### [WHAT THE TASK ASKS]
Reproduce the records. Keep every word exact and include no images.
═══ EXERCISE DATA
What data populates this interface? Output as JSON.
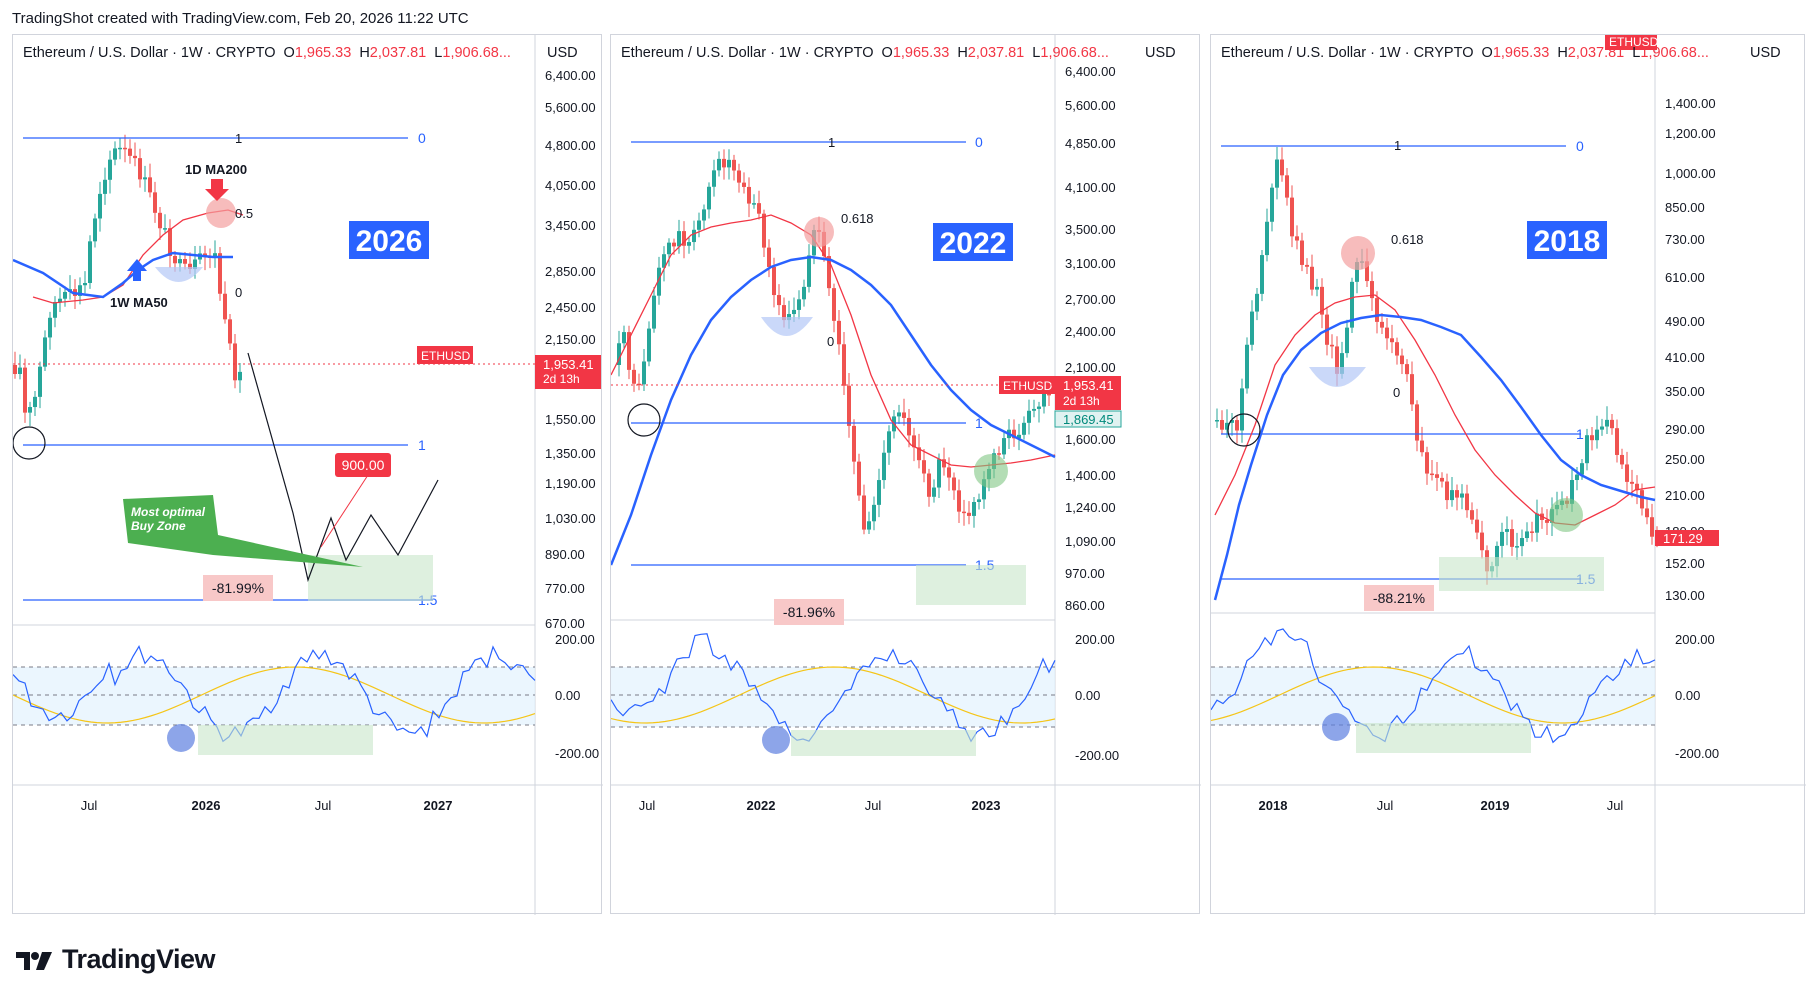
{
  "header": {
    "created_text": "TradingShot created with TradingView.com, Feb 20, 2026 11:22 UTC"
  },
  "footer": {
    "brand": "TradingView"
  },
  "colors": {
    "bull": "#26a69a",
    "bear": "#ef5350",
    "ma50": "#2962ff",
    "ma200": "#f23645",
    "fib": "#2962ff",
    "rsi": "#2962ff",
    "rsi_ma": "#f5c518",
    "badge_blue": "#2962ff",
    "zone_green": "#c8e6c9"
  },
  "panels": [
    {
      "legend": {
        "symbol": "Ethereum / U.S. Dollar · 1W · CRYPTO",
        "o": "1,965.33",
        "h": "2,037.81",
        "l": "1,906.68..."
      },
      "currency": "USD",
      "year_badge": "2026",
      "price_ticks": [
        "6,400.00",
        "5,600.00",
        "4,800.00",
        "4,050.00",
        "3,450.00",
        "2,850.00",
        "2,450.00",
        "2,150.00",
        "1,550.00",
        "1,350.00",
        "1,190.00",
        "1,030.00",
        "890.00",
        "770.00",
        "670.00"
      ],
      "osc_ticks": [
        "200.00",
        "0.00",
        "-200.00"
      ],
      "time_ticks": [
        "Jul",
        "2026",
        "Jul",
        "2027"
      ],
      "fib_labels": [
        "0",
        "1",
        "0.5",
        "0",
        "1",
        "1.5"
      ],
      "ticker_label": "ETHUSD",
      "last_price": "1,953.41",
      "countdown": "2d 13h",
      "annotations": {
        "ma200": "1D MA200",
        "ma50": "1W MA50",
        "buy_zone": "Most optimal Buy Zone",
        "target": "900.00",
        "drop": "-81.99%"
      }
    },
    {
      "legend": {
        "symbol": "Ethereum / U.S. Dollar · 1W · CRYPTO",
        "o": "1,965.33",
        "h": "2,037.81",
        "l": "1,906.68..."
      },
      "currency": "USD",
      "year_badge": "2022",
      "price_ticks": [
        "6,400.00",
        "5,600.00",
        "4,850.00",
        "4,100.00",
        "3,500.00",
        "3,100.00",
        "2,700.00",
        "2,400.00",
        "2,100.00",
        "1,600.00",
        "1,400.00",
        "1,240.00",
        "1,090.00",
        "970.00",
        "860.00"
      ],
      "osc_ticks": [
        "200.00",
        "0.00",
        "-200.00"
      ],
      "time_ticks": [
        "Jul",
        "2022",
        "Jul",
        "2023"
      ],
      "fib_labels": [
        "0",
        "1",
        "0.618",
        "0",
        "1",
        "1.5"
      ],
      "ticker_label": "ETHUSD",
      "last_price": "1,953.41",
      "countdown": "2d 13h",
      "ma_price": "1,869.45",
      "annotations": {
        "drop": "-81.96%"
      }
    },
    {
      "legend": {
        "symbol": "Ethereum / U.S. Dollar · 1W · CRYPTO",
        "o": "1,965.33",
        "h": "2,037.81",
        "l": "1,906.68..."
      },
      "currency": "USD",
      "year_badge": "2018",
      "price_ticks": [
        "1,400.00",
        "1,200.00",
        "1,000.00",
        "850.00",
        "730.00",
        "610.00",
        "490.00",
        "410.00",
        "350.00",
        "290.00",
        "250.00",
        "210.00",
        "180.00",
        "152.00",
        "130.00"
      ],
      "osc_ticks": [
        "200.00",
        "0.00",
        "-200.00"
      ],
      "time_ticks": [
        "2018",
        "Jul",
        "2019",
        "Jul"
      ],
      "fib_labels": [
        "0",
        "1",
        "0.618",
        "0",
        "1",
        "1.5"
      ],
      "ticker_label": "ETHUSD",
      "last_price": "171.29",
      "annotations": {
        "drop": "-88.21%"
      }
    }
  ],
  "chart_data": [
    {
      "type": "candlestick",
      "title": "Ethereum / U.S. Dollar · 1W · CRYPTO",
      "ylabel": "USD",
      "yscale": "log",
      "badge": "2026",
      "series": [
        {
          "name": "1W MA50"
        },
        {
          "name": "1D MA200"
        }
      ],
      "annotations": [
        "1D MA200",
        "1W MA50",
        "Most optimal Buy Zone",
        "900.00",
        "-81.99%"
      ]
    },
    {
      "type": "candlestick",
      "title": "Ethereum / U.S. Dollar · 1W · CRYPTO",
      "ylabel": "USD",
      "yscale": "log",
      "badge": "2022",
      "annotations": [
        "-81.96%"
      ]
    },
    {
      "type": "candlestick",
      "title": "Ethereum / U.S. Dollar · 1W · CRYPTO",
      "ylabel": "USD",
      "yscale": "log",
      "badge": "2018",
      "annotations": [
        "-88.21%"
      ]
    }
  ]
}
══════
### [THE SOLUTION]
What data populates this interface? Output as JSON.
{
  "header": {
    "created_text": "TradingShot created with TradingView.com, Feb 20, 2026 11:22 UTC"
  },
  "footer": {
    "brand": "TradingView"
  },
  "colors": {
    "bull": "#26a69a",
    "bear": "#ef5350",
    "ma50": "#2962ff",
    "ma200": "#f23645",
    "fib": "#2962ff",
    "rsi": "#2962ff",
    "rsi_ma": "#f5c518",
    "badge_blue": "#2962ff",
    "zone_green": "#c8e6c9"
  },
  "panels": [
    {
      "legend": {
        "symbol": "Ethereum / U.S. Dollar · 1W · CRYPTO",
        "o": "1,965.33",
        "h": "2,037.81",
        "l": "1,906.68..."
      },
      "currency": "USD",
      "year_badge": "2026",
      "price_ticks": [
        "6,400.00",
        "5,600.00",
        "4,800.00",
        "4,050.00",
        "3,450.00",
        "2,850.00",
        "2,450.00",
        "2,150.00",
        "1,550.00",
        "1,350.00",
        "1,190.00",
        "1,030.00",
        "890.00",
        "770.00",
        "670.00"
      ],
      "osc_ticks": [
        "200.00",
        "0.00",
        "-200.00"
      ],
      "time_ticks": [
        "Jul",
        "2026",
        "Jul",
        "2027"
      ],
      "fib_labels": [
        "0",
        "1",
        "0.5",
        "0",
        "1",
        "1.5"
      ],
      "ticker_label": "ETHUSD",
      "last_price": "1,953.41",
      "countdown": "2d 13h",
      "annotations": {
        "ma200": "1D MA200",
        "ma50": "1W MA50",
        "buy_zone": "Most optimal Buy Zone",
        "target": "900.00",
        "drop": "-81.99%"
      }
    },
    {
      "legend": {
        "symbol": "Ethereum / U.S. Dollar · 1W · CRYPTO",
        "o": "1,965.33",
        "h": "2,037.81",
        "l": "1,906.68..."
      },
      "currency": "USD",
      "year_badge": "2022",
      "price_ticks": [
        "6,400.00",
        "5,600.00",
        "4,850.00",
        "4,100.00",
        "3,500.00",
        "3,100.00",
        "2,700.00",
        "2,400.00",
        "2,100.00",
        "1,600.00",
        "1,400.00",
        "1,240.00",
        "1,090.00",
        "970.00",
        "860.00"
      ],
      "osc_ticks": [
        "200.00",
        "0.00",
        "-200.00"
      ],
      "time_ticks": [
        "Jul",
        "2022",
        "Jul",
        "2023"
      ],
      "fib_labels": [
        "0",
        "1",
        "0.618",
        "0",
        "1",
        "1.5"
      ],
      "ticker_label": "ETHUSD",
      "last_price": "1,953.41",
      "countdown": "2d 13h",
      "ma_price": "1,869.45",
      "annotations": {
        "drop": "-81.96%"
      }
    },
    {
      "legend": {
        "symbol": "Ethereum / U.S. Dollar · 1W · CRYPTO",
        "o": "1,965.33",
        "h": "2,037.81",
        "l": "1,906.68..."
      },
      "currency": "USD",
      "year_badge": "2018",
      "price_ticks": [
        "1,400.00",
        "1,200.00",
        "1,000.00",
        "850.00",
        "730.00",
        "610.00",
        "490.00",
        "410.00",
        "350.00",
        "290.00",
        "250.00",
        "210.00",
        "180.00",
        "152.00",
        "130.00"
      ],
      "osc_ticks": [
        "200.00",
        "0.00",
        "-200.00"
      ],
      "time_ticks": [
        "2018",
        "Jul",
        "2019",
        "Jul"
      ],
      "fib_labels": [
        "0",
        "1",
        "0.618",
        "0",
        "1",
        "1.5"
      ],
      "ticker_label": "ETHUSD",
      "last_price": "171.29",
      "annotations": {
        "drop": "-88.21%"
      }
    }
  ],
  "chart_data": [
    {
      "type": "candlestick",
      "title": "Ethereum / U.S. Dollar · 1W · CRYPTO",
      "ylabel": "USD",
      "yscale": "log",
      "badge": "2026",
      "series": [
        {
          "name": "1W MA50"
        },
        {
          "name": "1D MA200"
        }
      ],
      "annotations": [
        "1D MA200",
        "1W MA50",
        "Most optimal Buy Zone",
        "900.00",
        "-81.99%"
      ]
    },
    {
      "type": "candlestick",
      "title": "Ethereum / U.S. Dollar · 1W · CRYPTO",
      "ylabel": "USD",
      "yscale": "log",
      "badge": "2022",
      "annotations": [
        "-81.96%"
      ]
    },
    {
      "type": "candlestick",
      "title": "Ethereum / U.S. Dollar · 1W · CRYPTO",
      "ylabel": "USD",
      "yscale": "log",
      "badge": "2018",
      "annotations": [
        "-88.21%"
      ]
    }
  ]
}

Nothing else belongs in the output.